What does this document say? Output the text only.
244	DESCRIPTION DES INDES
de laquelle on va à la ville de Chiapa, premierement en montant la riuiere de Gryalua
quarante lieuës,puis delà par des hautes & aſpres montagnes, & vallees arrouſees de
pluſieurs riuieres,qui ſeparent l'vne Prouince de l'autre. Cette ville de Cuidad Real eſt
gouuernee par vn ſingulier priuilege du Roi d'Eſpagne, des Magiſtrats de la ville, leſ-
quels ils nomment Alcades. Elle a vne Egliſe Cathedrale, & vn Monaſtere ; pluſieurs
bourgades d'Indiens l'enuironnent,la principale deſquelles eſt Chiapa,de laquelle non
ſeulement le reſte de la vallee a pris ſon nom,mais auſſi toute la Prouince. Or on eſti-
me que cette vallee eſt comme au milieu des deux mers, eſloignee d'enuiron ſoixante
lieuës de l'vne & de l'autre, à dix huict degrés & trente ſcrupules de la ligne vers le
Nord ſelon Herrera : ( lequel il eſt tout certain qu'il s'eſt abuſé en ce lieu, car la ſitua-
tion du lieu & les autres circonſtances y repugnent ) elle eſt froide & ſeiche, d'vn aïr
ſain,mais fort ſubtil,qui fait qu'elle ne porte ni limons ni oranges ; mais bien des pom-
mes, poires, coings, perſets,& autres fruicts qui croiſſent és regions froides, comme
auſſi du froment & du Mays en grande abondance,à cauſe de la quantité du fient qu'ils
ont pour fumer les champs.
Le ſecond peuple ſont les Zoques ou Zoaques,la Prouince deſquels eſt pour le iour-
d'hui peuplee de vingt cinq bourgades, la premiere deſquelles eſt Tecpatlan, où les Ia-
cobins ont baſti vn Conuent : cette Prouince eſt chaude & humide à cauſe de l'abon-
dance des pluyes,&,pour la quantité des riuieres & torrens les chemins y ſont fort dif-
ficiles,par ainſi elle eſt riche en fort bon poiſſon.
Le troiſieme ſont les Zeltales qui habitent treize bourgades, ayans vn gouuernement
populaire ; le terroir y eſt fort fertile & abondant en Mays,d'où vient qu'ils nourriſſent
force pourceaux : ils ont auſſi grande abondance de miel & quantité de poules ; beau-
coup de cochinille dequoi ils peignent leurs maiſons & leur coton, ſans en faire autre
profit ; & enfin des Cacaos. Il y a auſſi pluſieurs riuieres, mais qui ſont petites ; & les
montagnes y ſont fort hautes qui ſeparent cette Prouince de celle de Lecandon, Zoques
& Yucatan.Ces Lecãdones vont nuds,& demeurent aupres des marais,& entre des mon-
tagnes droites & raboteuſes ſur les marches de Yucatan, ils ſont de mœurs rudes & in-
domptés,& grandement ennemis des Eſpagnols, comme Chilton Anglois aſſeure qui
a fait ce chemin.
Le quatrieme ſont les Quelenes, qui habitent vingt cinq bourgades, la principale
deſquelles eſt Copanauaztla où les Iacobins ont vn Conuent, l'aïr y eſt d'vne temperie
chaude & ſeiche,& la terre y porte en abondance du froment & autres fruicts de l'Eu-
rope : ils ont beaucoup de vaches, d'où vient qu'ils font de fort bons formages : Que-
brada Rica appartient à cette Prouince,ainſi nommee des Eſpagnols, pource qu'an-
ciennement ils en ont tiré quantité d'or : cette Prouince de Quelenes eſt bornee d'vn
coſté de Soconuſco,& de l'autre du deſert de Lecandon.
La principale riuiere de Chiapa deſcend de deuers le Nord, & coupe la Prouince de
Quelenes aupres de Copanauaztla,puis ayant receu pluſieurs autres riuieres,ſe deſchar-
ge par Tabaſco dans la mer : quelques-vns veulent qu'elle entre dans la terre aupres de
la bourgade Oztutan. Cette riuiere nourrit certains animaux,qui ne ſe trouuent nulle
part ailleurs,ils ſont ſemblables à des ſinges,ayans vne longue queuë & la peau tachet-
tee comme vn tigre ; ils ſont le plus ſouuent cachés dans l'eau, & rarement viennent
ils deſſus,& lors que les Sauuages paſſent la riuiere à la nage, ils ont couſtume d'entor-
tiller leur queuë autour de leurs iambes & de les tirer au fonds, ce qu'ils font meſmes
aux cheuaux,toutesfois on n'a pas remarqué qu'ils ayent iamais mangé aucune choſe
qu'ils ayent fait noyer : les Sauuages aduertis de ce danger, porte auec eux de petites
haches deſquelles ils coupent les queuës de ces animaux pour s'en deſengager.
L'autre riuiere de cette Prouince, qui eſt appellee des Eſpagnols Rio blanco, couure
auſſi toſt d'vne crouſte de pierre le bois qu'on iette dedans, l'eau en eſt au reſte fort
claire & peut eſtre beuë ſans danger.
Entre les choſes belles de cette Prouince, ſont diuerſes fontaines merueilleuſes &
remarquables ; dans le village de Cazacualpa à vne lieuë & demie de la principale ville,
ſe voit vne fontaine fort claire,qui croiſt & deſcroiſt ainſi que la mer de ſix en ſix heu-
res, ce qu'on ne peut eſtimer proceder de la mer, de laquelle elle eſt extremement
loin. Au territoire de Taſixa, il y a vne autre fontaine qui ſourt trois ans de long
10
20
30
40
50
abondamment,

-------------------------

*SET TASK*.
Retype all of the material above with every character intact.

*OUTPUT OF THE EXERCISE*.
What does this document say? Output the text only.
244	DESCRIPTION DES INDES
de laquelle on va à la ville de Chiapa, premierement en montant la riuiere de Gryalua
quarante lieuës,puis delà par des hautes & aſpres montagnes, & vallees arrouſees de
pluſieurs riuieres,qui ſeparent l'vne Prouince de l'autre. Cette ville de Cuidad Real eſt
gouuernee par vn ſingulier priuilege du Roi d'Eſpagne, des Magiſtrats de la ville, leſ-
quels ils nomment Alcades. Elle a vne Egliſe Cathedrale, & vn Monaſtere ; pluſieurs
bourgades d'Indiens l'enuironnent,la principale deſquelles eſt Chiapa,de laquelle non
ſeulement le reſte de la vallee a pris ſon nom,mais auſſi toute la Prouince. Or on eſti-
me que cette vallee eſt comme au milieu des deux mers, eſloignee d'enuiron ſoixante
lieuës de l'vne & de l'autre, à dix huict degrés & trente ſcrupules de la ligne vers le
Nord ſelon Herrera : ( lequel il eſt tout certain qu'il s'eſt abuſé en ce lieu, car la ſitua-
tion du lieu & les autres circonſtances y repugnent ) elle eſt froide & ſeiche, d'vn aïr
ſain,mais fort ſubtil,qui fait qu'elle ne porte ni limons ni oranges ; mais bien des pom-
mes, poires, coings, perſets,& autres fruicts qui croiſſent és regions froides, comme
auſſi du froment & du Mays en grande abondance,à cauſe de la quantité du fient qu'ils
ont pour fumer les champs.
Le ſecond peuple ſont les Zoques ou Zoaques,la Prouince deſquels eſt pour le iour-
d'hui peuplee de vingt cinq bourgades, la premiere deſquelles eſt Tecpatlan, où les Ia-
cobins ont baſti vn Conuent : cette Prouince eſt chaude & humide à cauſe de l'abon-
dance des pluyes,&,pour la quantité des riuieres & torrens les chemins y ſont fort dif-
ficiles,par ainſi elle eſt riche en fort bon poiſſon.
Le troiſieme ſont les Zeltales qui habitent treize bourgades, ayans vn gouuernement
populaire ; le terroir y eſt fort fertile & abondant en Mays,d'où vient qu'ils nourriſſent
force pourceaux : ils ont auſſi grande abondance de miel & quantité de poules ; beau-
coup de cochinille dequoi ils peignent leurs maiſons & leur coton, ſans en faire autre
profit ; & enfin des Cacaos. Il y a auſſi pluſieurs riuieres, mais qui ſont petites ; & les
montagnes y ſont fort hautes qui ſeparent cette Prouince de celle de Lecandon, Zoques
& Yucatan.Ces Lecãdones vont nuds,& demeurent aupres des marais,& entre des mon-
tagnes droites & raboteuſes ſur les marches de Yucatan, ils ſont de mœurs rudes & in-
domptés,& grandement ennemis des Eſpagnols, comme Chilton Anglois aſſeure qui
a fait ce chemin.
Le quatrieme ſont les Quelenes, qui habitent vingt cinq bourgades, la principale
deſquelles eſt Copanauaztla où les Iacobins ont vn Conuent, l'aïr y eſt d'vne temperie
chaude & ſeiche,& la terre y porte en abondance du froment & autres fruicts de l'Eu-
rope : ils ont beaucoup de vaches, d'où vient qu'ils font de fort bons formages : Que-
brada Rica appartient à cette Prouince,ainſi nommee des Eſpagnols, pource qu'an-
ciennement ils en ont tiré quantité d'or : cette Prouince de Quelenes eſt bornee d'vn
coſté de Soconuſco,& de l'autre du deſert de Lecandon.
La principale riuiere de Chiapa deſcend de deuers le Nord, & coupe la Prouince de
Quelenes aupres de Copanauaztla,puis ayant receu pluſieurs autres riuieres,ſe deſchar-
ge par Tabaſco dans la mer : quelques-vns veulent qu'elle entre dans la terre aupres de
la bourgade Oztutan. Cette riuiere nourrit certains animaux,qui ne ſe trouuent nulle
part ailleurs,ils ſont ſemblables à des ſinges,ayans vne longue queuë & la peau tachet-
tee comme vn tigre ; ils ſont le plus ſouuent cachés dans l'eau, & rarement viennent
ils deſſus,& lors que les Sauuages paſſent la riuiere à la nage, ils ont couſtume d'entor-
tiller leur queuë autour de leurs iambes & de les tirer au fonds, ce qu'ils font meſmes
aux cheuaux,toutesfois on n'a pas remarqué qu'ils ayent iamais mangé aucune choſe
qu'ils ayent fait noyer : les Sauuages aduertis de ce danger, porte auec eux de petites
haches deſquelles ils coupent les queuës de ces animaux pour s'en deſengager.
L'autre riuiere de cette Prouince, qui eſt appellee des Eſpagnols Rio blanco, couure
auſſi toſt d'vne crouſte de pierre le bois qu'on iette dedans, l'eau en eſt au reſte fort
claire & peut eſtre beuë ſans danger.
Entre les choſes belles de cette Prouince, ſont diuerſes fontaines merueilleuſes &
remarquables ; dans le village de Cazacualpa à vne lieuë & demie de la principale ville,
ſe voit vne fontaine fort claire,qui croiſt & deſcroiſt ainſi que la mer de ſix en ſix heu-
res, ce qu'on ne peut eſtimer proceder de la mer, de laquelle elle eſt extremement
loin. Au territoire de Taſixa, il y a vne autre fontaine qui ſourt trois ans de long
10
20
30
40
50
abondamment,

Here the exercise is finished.